**Dataset records:**
──────────────────────────────

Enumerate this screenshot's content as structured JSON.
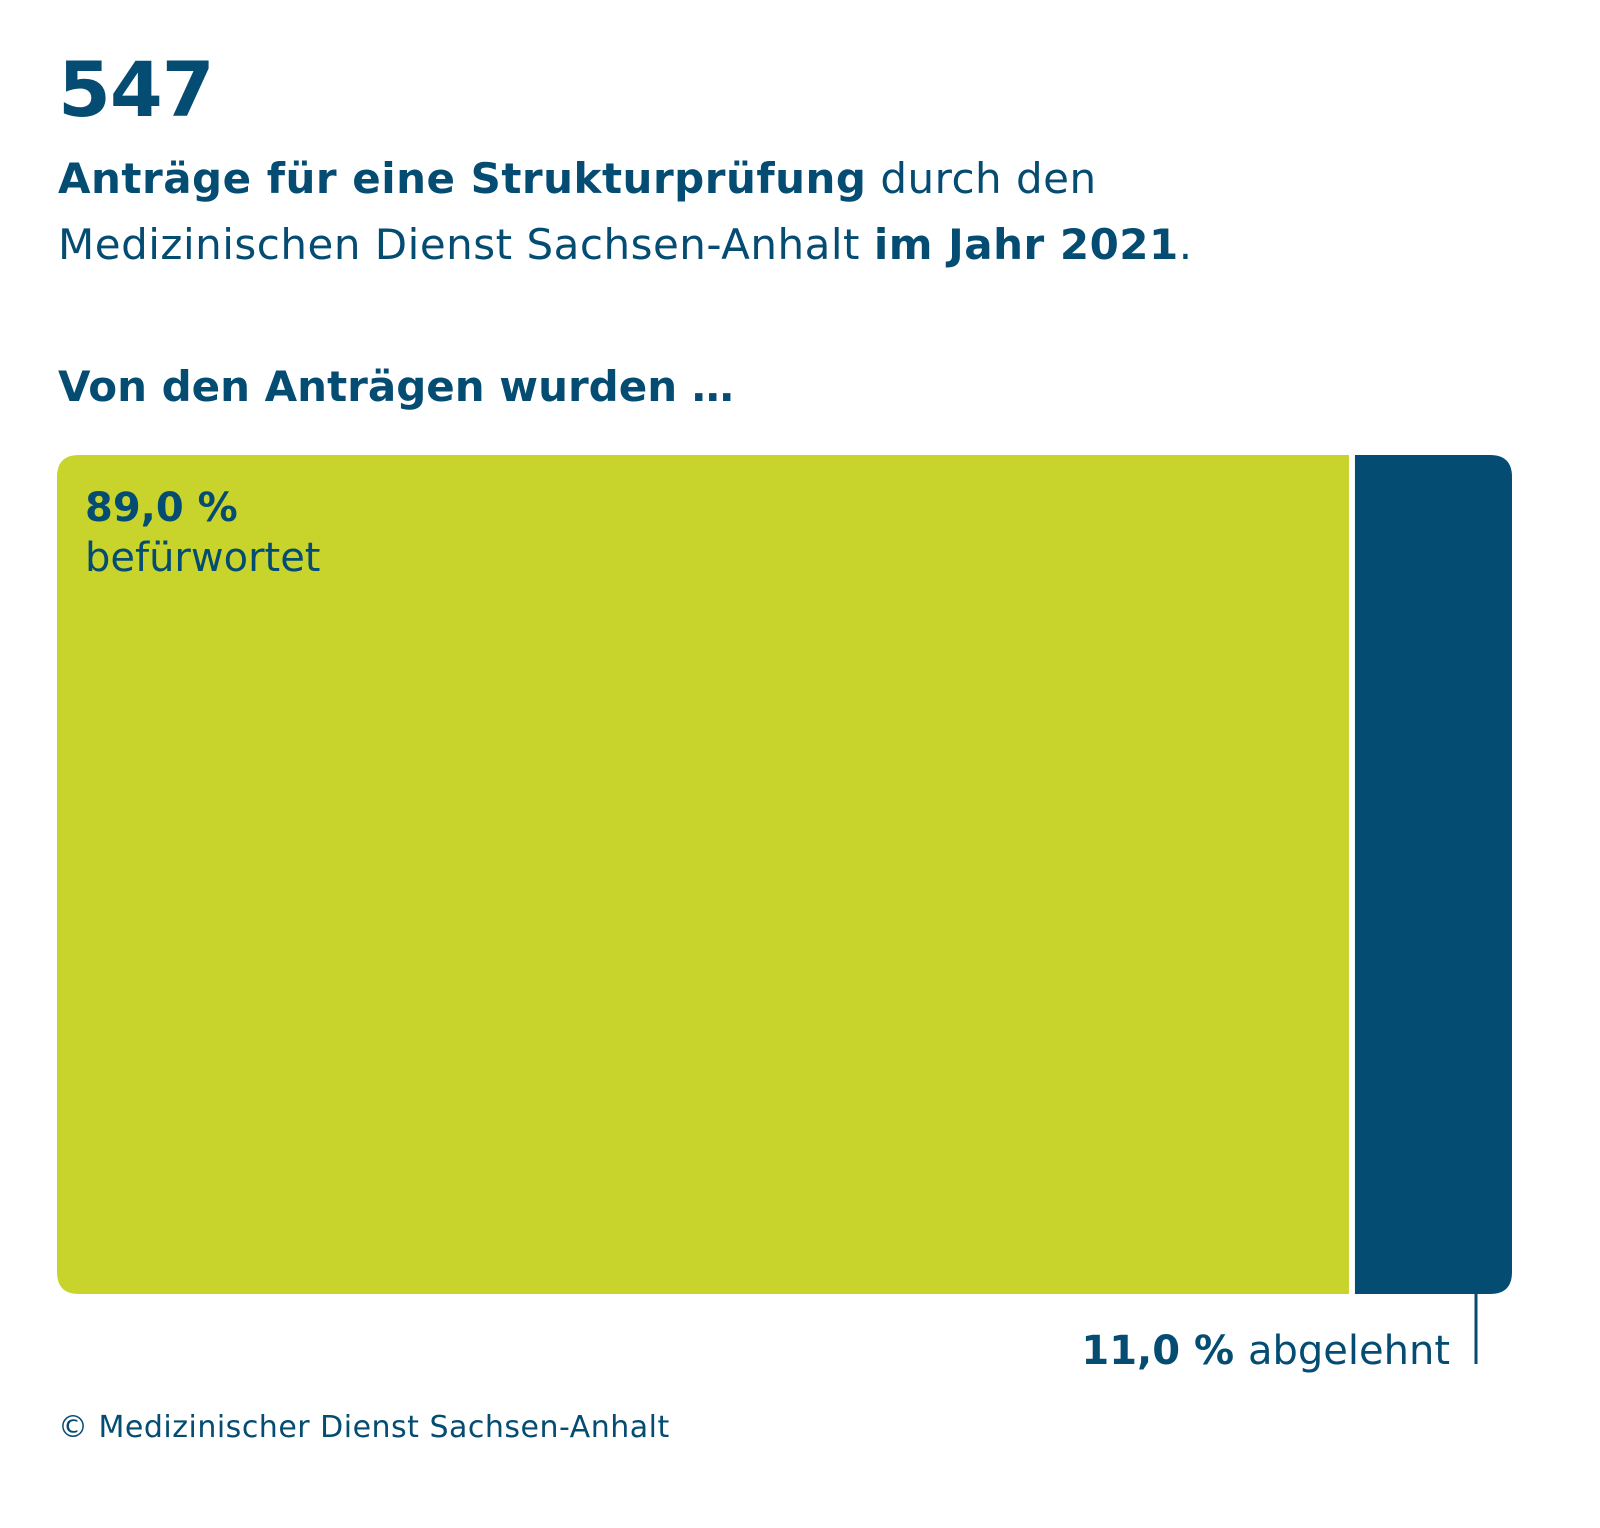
{
  "header": {
    "big_number": "547",
    "line1_bold": "Anträge für eine Strukturprüfung",
    "line1_regular": " durch den",
    "line2_regular": "Medizinischen Dienst Sachsen-Anhalt ",
    "line2_bold": "im Jahr 2021",
    "line2_end": "."
  },
  "section_heading": "Von den Anträgen wurden …",
  "footer": "© Medizinischer Dienst Sachsen-Anhalt",
  "colors": {
    "approved": "#c8d42c",
    "rejected": "#044c72",
    "text": "#044c72"
  },
  "chart_data": {
    "type": "bar",
    "orientation": "horizontal-stacked",
    "title": "Von den Anträgen wurden …",
    "total": 547,
    "categories": [
      "befürwortet",
      "abgelehnt"
    ],
    "values": [
      89.0,
      11.0
    ],
    "unit": "%",
    "series": [
      {
        "name": "befürwortet",
        "value": 89.0,
        "value_label": "89,0 %",
        "label": "befürwortet",
        "color": "#c8d42c"
      },
      {
        "name": "abgelehnt",
        "value": 11.0,
        "value_label": "11,0 %",
        "label": "abgelehnt",
        "color": "#044c72"
      }
    ],
    "xlim": [
      0,
      100
    ],
    "grid": false,
    "legend": "none"
  }
}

──────────────────────────────

**The task:** Write out every line above exactly as it is, leaving out the pictures.

**The answer:**
Enumerate this screenshot's content as structured JSON.
{
  "header": {
    "big_number": "547",
    "line1_bold": "Anträge für eine Strukturprüfung",
    "line1_regular": " durch den",
    "line2_regular": "Medizinischen Dienst Sachsen-Anhalt ",
    "line2_bold": "im Jahr 2021",
    "line2_end": "."
  },
  "section_heading": "Von den Anträgen wurden …",
  "footer": "© Medizinischer Dienst Sachsen-Anhalt",
  "colors": {
    "approved": "#c8d42c",
    "rejected": "#044c72",
    "text": "#044c72"
  },
  "chart_data": {
    "type": "bar",
    "orientation": "horizontal-stacked",
    "title": "Von den Anträgen wurden …",
    "total": 547,
    "categories": [
      "befürwortet",
      "abgelehnt"
    ],
    "values": [
      89.0,
      11.0
    ],
    "unit": "%",
    "series": [
      {
        "name": "befürwortet",
        "value": 89.0,
        "value_label": "89,0 %",
        "label": "befürwortet",
        "color": "#c8d42c"
      },
      {
        "name": "abgelehnt",
        "value": 11.0,
        "value_label": "11,0 %",
        "label": "abgelehnt",
        "color": "#044c72"
      }
    ],
    "xlim": [
      0,
      100
    ],
    "grid": false,
    "legend": "none"
  }
}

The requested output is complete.